Written exercise => Output the records exactly. Include every line.

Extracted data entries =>

[Start]

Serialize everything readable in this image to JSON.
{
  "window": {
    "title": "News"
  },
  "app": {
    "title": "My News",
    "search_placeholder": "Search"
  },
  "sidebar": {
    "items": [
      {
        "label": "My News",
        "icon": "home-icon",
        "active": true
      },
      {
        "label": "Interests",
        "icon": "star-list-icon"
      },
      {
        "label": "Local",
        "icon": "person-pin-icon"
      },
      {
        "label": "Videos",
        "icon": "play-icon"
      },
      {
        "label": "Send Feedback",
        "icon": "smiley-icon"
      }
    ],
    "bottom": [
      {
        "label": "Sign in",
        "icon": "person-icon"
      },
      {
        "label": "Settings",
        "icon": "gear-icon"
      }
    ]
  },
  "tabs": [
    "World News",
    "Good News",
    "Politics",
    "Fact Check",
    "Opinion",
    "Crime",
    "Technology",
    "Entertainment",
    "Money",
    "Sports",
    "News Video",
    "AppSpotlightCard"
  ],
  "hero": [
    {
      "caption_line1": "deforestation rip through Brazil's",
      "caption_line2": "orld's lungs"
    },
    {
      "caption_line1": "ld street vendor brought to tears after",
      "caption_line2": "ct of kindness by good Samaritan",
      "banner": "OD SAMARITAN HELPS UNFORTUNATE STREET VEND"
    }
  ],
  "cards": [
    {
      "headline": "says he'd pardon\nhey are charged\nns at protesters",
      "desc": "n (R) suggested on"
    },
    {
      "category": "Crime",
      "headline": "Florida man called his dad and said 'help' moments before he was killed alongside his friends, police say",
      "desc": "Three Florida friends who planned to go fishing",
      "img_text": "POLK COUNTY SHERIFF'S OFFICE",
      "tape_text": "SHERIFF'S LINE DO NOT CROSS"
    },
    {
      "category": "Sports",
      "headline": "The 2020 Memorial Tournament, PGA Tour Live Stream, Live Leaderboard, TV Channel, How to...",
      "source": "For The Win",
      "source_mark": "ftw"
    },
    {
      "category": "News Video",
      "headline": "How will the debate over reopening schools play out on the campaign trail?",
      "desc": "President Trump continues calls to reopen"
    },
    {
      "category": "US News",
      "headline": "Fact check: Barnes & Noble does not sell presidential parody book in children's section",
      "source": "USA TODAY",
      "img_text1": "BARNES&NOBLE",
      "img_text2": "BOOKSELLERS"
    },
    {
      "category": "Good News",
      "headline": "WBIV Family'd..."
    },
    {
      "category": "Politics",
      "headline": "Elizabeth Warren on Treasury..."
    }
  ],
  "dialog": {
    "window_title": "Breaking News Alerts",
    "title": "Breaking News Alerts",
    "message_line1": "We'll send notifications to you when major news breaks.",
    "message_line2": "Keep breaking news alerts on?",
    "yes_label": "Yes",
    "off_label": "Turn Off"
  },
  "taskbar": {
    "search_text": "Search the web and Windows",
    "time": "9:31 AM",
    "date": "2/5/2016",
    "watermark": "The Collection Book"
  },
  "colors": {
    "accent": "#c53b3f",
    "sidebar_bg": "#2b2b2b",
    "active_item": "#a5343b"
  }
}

[End]

Completed task =>
Serialize everything readable in this image to JSON.
{
  "window": {
    "title": "News"
  },
  "app": {
    "title": "My News",
    "search_placeholder": "Search"
  },
  "sidebar": {
    "items": [
      {
        "label": "My News",
        "icon": "home-icon",
        "active": true
      },
      {
        "label": "Interests",
        "icon": "star-list-icon"
      },
      {
        "label": "Local",
        "icon": "person-pin-icon"
      },
      {
        "label": "Videos",
        "icon": "play-icon"
      },
      {
        "label": "Send Feedback",
        "icon": "smiley-icon"
      }
    ],
    "bottom": [
      {
        "label": "Sign in",
        "icon": "person-icon"
      },
      {
        "label": "Settings",
        "icon": "gear-icon"
      }
    ]
  },
  "tabs": [
    "World News",
    "Good News",
    "Politics",
    "Fact Check",
    "Opinion",
    "Crime",
    "Technology",
    "Entertainment",
    "Money",
    "Sports",
    "News Video",
    "AppSpotlightCard"
  ],
  "hero": [
    {
      "caption_line1": "deforestation rip through Brazil's",
      "caption_line2": "orld's lungs"
    },
    {
      "caption_line1": "ld street vendor brought to tears after",
      "caption_line2": "ct of kindness by good Samaritan",
      "banner": "OD SAMARITAN HELPS UNFORTUNATE STREET VEND"
    }
  ],
  "cards": [
    {
      "headline": "says he'd pardon\nhey are charged\nns at protesters",
      "desc": "n (R) suggested on"
    },
    {
      "category": "Crime",
      "headline": "Florida man called his dad and said 'help' moments before he was killed alongside his friends, police say",
      "desc": "Three Florida friends who planned to go fishing",
      "img_text": "POLK COUNTY SHERIFF'S OFFICE",
      "tape_text": "SHERIFF'S LINE DO NOT CROSS"
    },
    {
      "category": "Sports",
      "headline": "The 2020 Memorial Tournament, PGA Tour Live Stream, Live Leaderboard, TV Channel, How to...",
      "source": "For The Win",
      "source_mark": "ftw"
    },
    {
      "category": "News Video",
      "headline": "How will the debate over reopening schools play out on the campaign trail?",
      "desc": "President Trump continues calls to reopen"
    },
    {
      "category": "US News",
      "headline": "Fact check: Barnes & Noble does not sell presidential parody book in children's section",
      "source": "USA TODAY",
      "img_text1": "BARNES&NOBLE",
      "img_text2": "BOOKSELLERS"
    },
    {
      "category": "Good News",
      "headline": "WBIV Family'd..."
    },
    {
      "category": "Politics",
      "headline": "Elizabeth Warren on Treasury..."
    }
  ],
  "dialog": {
    "window_title": "Breaking News Alerts",
    "title": "Breaking News Alerts",
    "message_line1": "We'll send notifications to you when major news breaks.",
    "message_line2": "Keep breaking news alerts on?",
    "yes_label": "Yes",
    "off_label": "Turn Off"
  },
  "taskbar": {
    "search_text": "Search the web and Windows",
    "time": "9:31 AM",
    "date": "2/5/2016",
    "watermark": "The Collection Book"
  },
  "colors": {
    "accent": "#c53b3f",
    "sidebar_bg": "#2b2b2b",
    "active_item": "#a5343b"
  }
}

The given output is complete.